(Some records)
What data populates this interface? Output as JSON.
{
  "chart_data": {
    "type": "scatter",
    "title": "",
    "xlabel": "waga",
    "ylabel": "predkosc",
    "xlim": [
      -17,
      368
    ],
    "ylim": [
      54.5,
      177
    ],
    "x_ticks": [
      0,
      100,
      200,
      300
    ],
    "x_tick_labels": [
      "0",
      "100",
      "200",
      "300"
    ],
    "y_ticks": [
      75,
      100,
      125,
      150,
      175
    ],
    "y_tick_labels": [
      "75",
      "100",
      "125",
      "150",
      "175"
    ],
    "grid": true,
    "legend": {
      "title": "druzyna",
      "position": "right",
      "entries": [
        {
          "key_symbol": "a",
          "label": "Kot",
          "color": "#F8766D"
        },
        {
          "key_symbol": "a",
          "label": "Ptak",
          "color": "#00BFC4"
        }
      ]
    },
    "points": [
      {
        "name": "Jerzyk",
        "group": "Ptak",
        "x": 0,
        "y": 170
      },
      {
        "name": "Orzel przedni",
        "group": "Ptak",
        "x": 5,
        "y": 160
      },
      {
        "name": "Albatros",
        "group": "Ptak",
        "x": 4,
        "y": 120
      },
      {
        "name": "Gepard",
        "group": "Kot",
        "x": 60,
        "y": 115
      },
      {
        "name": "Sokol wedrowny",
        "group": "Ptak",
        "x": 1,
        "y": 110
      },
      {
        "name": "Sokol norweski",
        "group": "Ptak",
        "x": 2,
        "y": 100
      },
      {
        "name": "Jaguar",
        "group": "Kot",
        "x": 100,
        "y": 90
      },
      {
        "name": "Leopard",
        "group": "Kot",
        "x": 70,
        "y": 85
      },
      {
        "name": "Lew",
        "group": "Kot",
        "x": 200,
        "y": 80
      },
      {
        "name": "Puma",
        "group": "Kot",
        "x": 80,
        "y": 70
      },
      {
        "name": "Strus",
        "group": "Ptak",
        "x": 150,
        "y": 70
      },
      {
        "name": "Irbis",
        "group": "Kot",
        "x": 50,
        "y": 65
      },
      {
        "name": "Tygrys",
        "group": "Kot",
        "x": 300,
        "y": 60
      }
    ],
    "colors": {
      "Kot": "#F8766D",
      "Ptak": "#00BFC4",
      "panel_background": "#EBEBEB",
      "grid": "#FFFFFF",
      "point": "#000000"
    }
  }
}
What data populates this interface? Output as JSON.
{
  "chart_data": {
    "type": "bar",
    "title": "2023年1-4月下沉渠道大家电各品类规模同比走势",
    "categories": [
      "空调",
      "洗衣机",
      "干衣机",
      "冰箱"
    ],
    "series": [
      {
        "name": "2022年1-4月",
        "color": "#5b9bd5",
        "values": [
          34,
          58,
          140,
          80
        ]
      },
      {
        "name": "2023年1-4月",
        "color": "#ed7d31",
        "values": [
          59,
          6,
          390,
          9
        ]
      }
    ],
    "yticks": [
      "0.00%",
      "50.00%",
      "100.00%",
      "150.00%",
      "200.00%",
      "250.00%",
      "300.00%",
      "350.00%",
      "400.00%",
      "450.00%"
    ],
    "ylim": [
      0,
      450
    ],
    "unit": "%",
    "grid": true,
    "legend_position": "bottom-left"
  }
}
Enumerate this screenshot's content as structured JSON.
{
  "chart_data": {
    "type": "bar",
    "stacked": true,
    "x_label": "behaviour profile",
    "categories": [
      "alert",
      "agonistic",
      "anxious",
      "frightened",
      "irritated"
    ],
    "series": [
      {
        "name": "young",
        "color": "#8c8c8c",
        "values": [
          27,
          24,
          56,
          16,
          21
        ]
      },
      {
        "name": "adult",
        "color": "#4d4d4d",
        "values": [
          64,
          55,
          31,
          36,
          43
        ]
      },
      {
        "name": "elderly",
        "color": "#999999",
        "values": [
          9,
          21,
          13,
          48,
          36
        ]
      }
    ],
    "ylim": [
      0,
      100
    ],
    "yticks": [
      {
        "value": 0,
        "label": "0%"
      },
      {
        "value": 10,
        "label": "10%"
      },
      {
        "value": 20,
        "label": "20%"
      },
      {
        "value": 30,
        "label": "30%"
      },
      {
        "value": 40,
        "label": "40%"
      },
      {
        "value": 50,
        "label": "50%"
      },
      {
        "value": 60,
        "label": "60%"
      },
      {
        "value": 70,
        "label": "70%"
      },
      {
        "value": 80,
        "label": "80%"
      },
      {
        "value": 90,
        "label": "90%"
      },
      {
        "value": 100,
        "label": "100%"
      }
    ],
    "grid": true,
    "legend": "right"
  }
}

Work to complete -> Repeat each record exactly, leaving nothing out.

Solution below ->
What data populates this interface? Output as JSON.
{
  "chart_data": {
    "type": "scatter",
    "title": "",
    "xlabel": "waga",
    "ylabel": "predkosc",
    "xlim": [
      -17,
      368
    ],
    "ylim": [
      54.5,
      177
    ],
    "x_ticks": [
      0,
      100,
      200,
      300
    ],
    "x_tick_labels": [
      "0",
      "100",
      "200",
      "300"
    ],
    "y_ticks": [
      75,
      100,
      125,
      150,
      175
    ],
    "y_tick_labels": [
      "75",
      "100",
      "125",
      "150",
      "175"
    ],
    "grid": true,
    "legend": {
      "title": "druzyna",
      "position": "right",
      "entries": [
        {
          "key_symbol": "a",
          "label": "Kot",
          "color": "#F8766D"
        },
        {
          "key_symbol": "a",
          "label": "Ptak",
          "color": "#00BFC4"
        }
      ]
    },
    "points": [
      {
        "name": "Jerzyk",
        "group": "Ptak",
        "x": 0,
        "y": 170
      },
      {
        "name": "Orzel przedni",
        "group": "Ptak",
        "x": 5,
        "y": 160
      },
      {
        "name": "Albatros",
        "group": "Ptak",
        "x": 4,
        "y": 120
      },
      {
        "name": "Gepard",
        "group": "Kot",
        "x": 60,
        "y": 115
      },
      {
        "name": "Sokol wedrowny",
        "group": "Ptak",
        "x": 1,
        "y": 110
      },
      {
        "name": "Sokol norweski",
        "group": "Ptak",
        "x": 2,
        "y": 100
      },
      {
        "name": "Jaguar",
        "group": "Kot",
        "x": 100,
        "y": 90
      },
      {
        "name": "Leopard",
        "group": "Kot",
        "x": 70,
        "y": 85
      },
      {
        "name": "Lew",
        "group": "Kot",
        "x": 200,
        "y": 80
      },
      {
        "name": "Puma",
        "group": "Kot",
        "x": 80,
        "y": 70
      },
      {
        "name": "Strus",
        "group": "Ptak",
        "x": 150,
        "y": 70
      },
      {
        "name": "Irbis",
        "group": "Kot",
        "x": 50,
        "y": 65
      },
      {
        "name": "Tygrys",
        "group": "Kot",
        "x": 300,
        "y": 60
      }
    ],
    "colors": {
      "Kot": "#F8766D",
      "Ptak": "#00BFC4",
      "panel_background": "#EBEBEB",
      "grid": "#FFFFFF",
      "point": "#000000"
    }
  }
}
What data populates this interface? Output as JSON.
{
  "chart_data": {
    "type": "bar",
    "title": "2023年1-4月下沉渠道大家电各品类规模同比走势",
    "categories": [
      "空调",
      "洗衣机",
      "干衣机",
      "冰箱"
    ],
    "series": [
      {
        "name": "2022年1-4月",
        "color": "#5b9bd5",
        "values": [
          34,
          58,
          140,
          80
        ]
      },
      {
        "name": "2023年1-4月",
        "color": "#ed7d31",
        "values": [
          59,
          6,
          390,
          9
        ]
      }
    ],
    "yticks": [
      "0.00%",
      "50.00%",
      "100.00%",
      "150.00%",
      "200.00%",
      "250.00%",
      "300.00%",
      "350.00%",
      "400.00%",
      "450.00%"
    ],
    "ylim": [
      0,
      450
    ],
    "unit": "%",
    "grid": true,
    "legend_position": "bottom-left"
  }
}
Enumerate this screenshot's content as structured JSON.
{
  "chart_data": {
    "type": "bar",
    "stacked": true,
    "x_label": "behaviour profile",
    "categories": [
      "alert",
      "agonistic",
      "anxious",
      "frightened",
      "irritated"
    ],
    "series": [
      {
        "name": "young",
        "color": "#8c8c8c",
        "values": [
          27,
          24,
          56,
          16,
          21
        ]
      },
      {
        "name": "adult",
        "color": "#4d4d4d",
        "values": [
          64,
          55,
          31,
          36,
          43
        ]
      },
      {
        "name": "elderly",
        "color": "#999999",
        "values": [
          9,
          21,
          13,
          48,
          36
        ]
      }
    ],
    "ylim": [
      0,
      100
    ],
    "yticks": [
      {
        "value": 0,
        "label": "0%"
      },
      {
        "value": 10,
        "label": "10%"
      },
      {
        "value": 20,
        "label": "20%"
      },
      {
        "value": 30,
        "label": "30%"
      },
      {
        "value": 40,
        "label": "40%"
      },
      {
        "value": 50,
        "label": "50%"
      },
      {
        "value": 60,
        "label": "60%"
      },
      {
        "value": 70,
        "label": "70%"
      },
      {
        "value": 80,
        "label": "80%"
      },
      {
        "value": 90,
        "label": "90%"
      },
      {
        "value": 100,
        "label": "100%"
      }
    ],
    "grid": true,
    "legend": "right"
  }
}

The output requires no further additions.